[Begin]

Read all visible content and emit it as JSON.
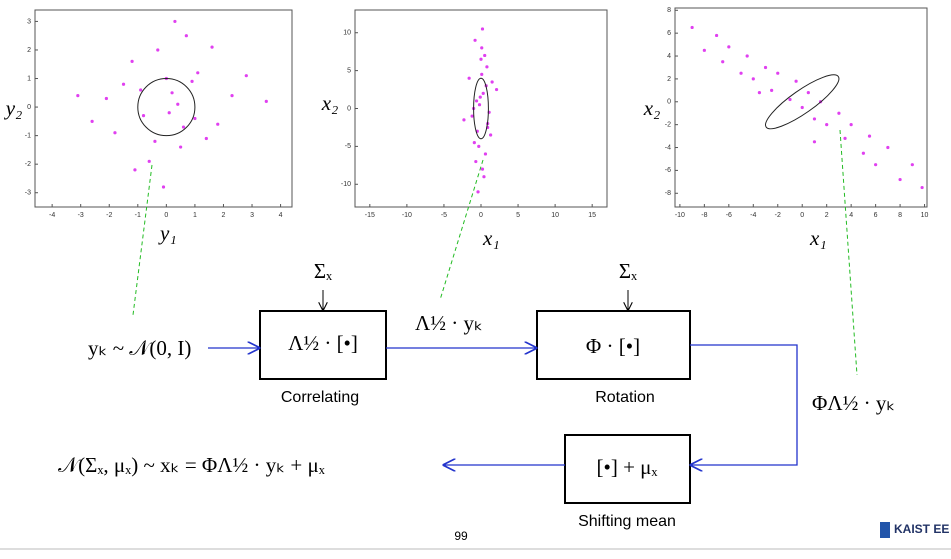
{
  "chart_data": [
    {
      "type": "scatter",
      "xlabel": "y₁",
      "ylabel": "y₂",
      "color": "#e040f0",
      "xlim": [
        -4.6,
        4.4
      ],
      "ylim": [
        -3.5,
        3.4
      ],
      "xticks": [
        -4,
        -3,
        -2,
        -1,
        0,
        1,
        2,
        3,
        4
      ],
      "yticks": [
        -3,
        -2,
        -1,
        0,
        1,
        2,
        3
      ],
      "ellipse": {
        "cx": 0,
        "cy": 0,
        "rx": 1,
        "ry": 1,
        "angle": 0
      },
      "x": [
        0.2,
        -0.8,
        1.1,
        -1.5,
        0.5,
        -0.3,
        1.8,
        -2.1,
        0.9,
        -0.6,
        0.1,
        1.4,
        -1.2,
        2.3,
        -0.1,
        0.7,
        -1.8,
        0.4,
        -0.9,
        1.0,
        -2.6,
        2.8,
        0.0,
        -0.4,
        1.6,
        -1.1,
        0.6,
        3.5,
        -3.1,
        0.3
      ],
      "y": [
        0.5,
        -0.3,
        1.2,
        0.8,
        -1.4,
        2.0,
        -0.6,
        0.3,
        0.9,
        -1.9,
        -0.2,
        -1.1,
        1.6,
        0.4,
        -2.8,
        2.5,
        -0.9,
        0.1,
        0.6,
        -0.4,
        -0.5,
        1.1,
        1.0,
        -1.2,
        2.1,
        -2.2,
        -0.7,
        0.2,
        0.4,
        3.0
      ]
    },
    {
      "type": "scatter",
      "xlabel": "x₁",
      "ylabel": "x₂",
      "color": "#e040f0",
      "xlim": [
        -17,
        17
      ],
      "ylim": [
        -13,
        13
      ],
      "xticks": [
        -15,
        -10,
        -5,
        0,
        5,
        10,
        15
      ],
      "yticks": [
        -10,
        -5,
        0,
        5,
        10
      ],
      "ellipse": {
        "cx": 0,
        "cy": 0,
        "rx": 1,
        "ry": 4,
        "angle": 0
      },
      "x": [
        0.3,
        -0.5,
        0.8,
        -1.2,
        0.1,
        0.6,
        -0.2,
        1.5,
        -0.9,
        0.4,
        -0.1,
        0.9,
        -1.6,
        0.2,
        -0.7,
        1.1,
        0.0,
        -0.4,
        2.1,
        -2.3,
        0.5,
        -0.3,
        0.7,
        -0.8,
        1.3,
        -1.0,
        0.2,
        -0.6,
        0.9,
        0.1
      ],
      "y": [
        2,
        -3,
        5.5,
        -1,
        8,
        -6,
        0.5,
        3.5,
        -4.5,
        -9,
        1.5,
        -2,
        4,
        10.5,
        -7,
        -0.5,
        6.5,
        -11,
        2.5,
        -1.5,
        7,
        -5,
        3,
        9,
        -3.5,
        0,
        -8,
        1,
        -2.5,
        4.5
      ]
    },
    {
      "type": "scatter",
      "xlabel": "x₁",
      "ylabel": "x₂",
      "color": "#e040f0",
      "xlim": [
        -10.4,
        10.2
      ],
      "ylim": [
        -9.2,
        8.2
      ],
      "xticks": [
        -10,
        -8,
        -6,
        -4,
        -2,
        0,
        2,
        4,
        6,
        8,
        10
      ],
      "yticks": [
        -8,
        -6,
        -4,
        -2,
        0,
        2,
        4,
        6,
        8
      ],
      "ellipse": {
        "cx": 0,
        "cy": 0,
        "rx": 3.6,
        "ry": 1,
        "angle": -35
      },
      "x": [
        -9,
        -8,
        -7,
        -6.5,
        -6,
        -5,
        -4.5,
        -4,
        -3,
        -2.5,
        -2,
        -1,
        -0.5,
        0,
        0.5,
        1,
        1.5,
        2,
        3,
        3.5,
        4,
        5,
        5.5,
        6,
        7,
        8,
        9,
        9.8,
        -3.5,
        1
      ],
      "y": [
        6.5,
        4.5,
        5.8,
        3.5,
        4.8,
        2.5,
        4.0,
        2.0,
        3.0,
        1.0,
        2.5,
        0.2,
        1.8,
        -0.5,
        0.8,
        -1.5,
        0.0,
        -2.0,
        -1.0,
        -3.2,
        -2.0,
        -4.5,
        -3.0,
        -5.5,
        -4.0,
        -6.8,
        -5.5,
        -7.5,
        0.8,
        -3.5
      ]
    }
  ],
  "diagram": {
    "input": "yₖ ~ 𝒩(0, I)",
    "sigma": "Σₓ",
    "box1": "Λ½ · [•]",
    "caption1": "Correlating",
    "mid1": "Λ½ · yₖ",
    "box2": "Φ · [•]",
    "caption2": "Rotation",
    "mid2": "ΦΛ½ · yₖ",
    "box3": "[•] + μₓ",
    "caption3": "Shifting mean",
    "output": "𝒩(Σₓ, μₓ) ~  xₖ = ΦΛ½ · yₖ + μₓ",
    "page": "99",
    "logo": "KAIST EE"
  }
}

[End]

DIRECTIONS FOR THIS TASK:
From the data above, write out everything exactly except the pictures.

RESPONSE FOR THIS EXERCISE:
Read all visible content and emit it as JSON.
{
  "chart_data": [
    {
      "type": "scatter",
      "xlabel": "y₁",
      "ylabel": "y₂",
      "color": "#e040f0",
      "xlim": [
        -4.6,
        4.4
      ],
      "ylim": [
        -3.5,
        3.4
      ],
      "xticks": [
        -4,
        -3,
        -2,
        -1,
        0,
        1,
        2,
        3,
        4
      ],
      "yticks": [
        -3,
        -2,
        -1,
        0,
        1,
        2,
        3
      ],
      "ellipse": {
        "cx": 0,
        "cy": 0,
        "rx": 1,
        "ry": 1,
        "angle": 0
      },
      "x": [
        0.2,
        -0.8,
        1.1,
        -1.5,
        0.5,
        -0.3,
        1.8,
        -2.1,
        0.9,
        -0.6,
        0.1,
        1.4,
        -1.2,
        2.3,
        -0.1,
        0.7,
        -1.8,
        0.4,
        -0.9,
        1.0,
        -2.6,
        2.8,
        0.0,
        -0.4,
        1.6,
        -1.1,
        0.6,
        3.5,
        -3.1,
        0.3
      ],
      "y": [
        0.5,
        -0.3,
        1.2,
        0.8,
        -1.4,
        2.0,
        -0.6,
        0.3,
        0.9,
        -1.9,
        -0.2,
        -1.1,
        1.6,
        0.4,
        -2.8,
        2.5,
        -0.9,
        0.1,
        0.6,
        -0.4,
        -0.5,
        1.1,
        1.0,
        -1.2,
        2.1,
        -2.2,
        -0.7,
        0.2,
        0.4,
        3.0
      ]
    },
    {
      "type": "scatter",
      "xlabel": "x₁",
      "ylabel": "x₂",
      "color": "#e040f0",
      "xlim": [
        -17,
        17
      ],
      "ylim": [
        -13,
        13
      ],
      "xticks": [
        -15,
        -10,
        -5,
        0,
        5,
        10,
        15
      ],
      "yticks": [
        -10,
        -5,
        0,
        5,
        10
      ],
      "ellipse": {
        "cx": 0,
        "cy": 0,
        "rx": 1,
        "ry": 4,
        "angle": 0
      },
      "x": [
        0.3,
        -0.5,
        0.8,
        -1.2,
        0.1,
        0.6,
        -0.2,
        1.5,
        -0.9,
        0.4,
        -0.1,
        0.9,
        -1.6,
        0.2,
        -0.7,
        1.1,
        0.0,
        -0.4,
        2.1,
        -2.3,
        0.5,
        -0.3,
        0.7,
        -0.8,
        1.3,
        -1.0,
        0.2,
        -0.6,
        0.9,
        0.1
      ],
      "y": [
        2,
        -3,
        5.5,
        -1,
        8,
        -6,
        0.5,
        3.5,
        -4.5,
        -9,
        1.5,
        -2,
        4,
        10.5,
        -7,
        -0.5,
        6.5,
        -11,
        2.5,
        -1.5,
        7,
        -5,
        3,
        9,
        -3.5,
        0,
        -8,
        1,
        -2.5,
        4.5
      ]
    },
    {
      "type": "scatter",
      "xlabel": "x₁",
      "ylabel": "x₂",
      "color": "#e040f0",
      "xlim": [
        -10.4,
        10.2
      ],
      "ylim": [
        -9.2,
        8.2
      ],
      "xticks": [
        -10,
        -8,
        -6,
        -4,
        -2,
        0,
        2,
        4,
        6,
        8,
        10
      ],
      "yticks": [
        -8,
        -6,
        -4,
        -2,
        0,
        2,
        4,
        6,
        8
      ],
      "ellipse": {
        "cx": 0,
        "cy": 0,
        "rx": 3.6,
        "ry": 1,
        "angle": -35
      },
      "x": [
        -9,
        -8,
        -7,
        -6.5,
        -6,
        -5,
        -4.5,
        -4,
        -3,
        -2.5,
        -2,
        -1,
        -0.5,
        0,
        0.5,
        1,
        1.5,
        2,
        3,
        3.5,
        4,
        5,
        5.5,
        6,
        7,
        8,
        9,
        9.8,
        -3.5,
        1
      ],
      "y": [
        6.5,
        4.5,
        5.8,
        3.5,
        4.8,
        2.5,
        4.0,
        2.0,
        3.0,
        1.0,
        2.5,
        0.2,
        1.8,
        -0.5,
        0.8,
        -1.5,
        0.0,
        -2.0,
        -1.0,
        -3.2,
        -2.0,
        -4.5,
        -3.0,
        -5.5,
        -4.0,
        -6.8,
        -5.5,
        -7.5,
        0.8,
        -3.5
      ]
    }
  ],
  "diagram": {
    "input": "yₖ ~ 𝒩(0, I)",
    "sigma": "Σₓ",
    "box1": "Λ½ · [•]",
    "caption1": "Correlating",
    "mid1": "Λ½ · yₖ",
    "box2": "Φ · [•]",
    "caption2": "Rotation",
    "mid2": "ΦΛ½ · yₖ",
    "box3": "[•] + μₓ",
    "caption3": "Shifting mean",
    "output": "𝒩(Σₓ, μₓ) ~  xₖ = ΦΛ½ · yₖ + μₓ",
    "page": "99",
    "logo": "KAIST EE"
  }
}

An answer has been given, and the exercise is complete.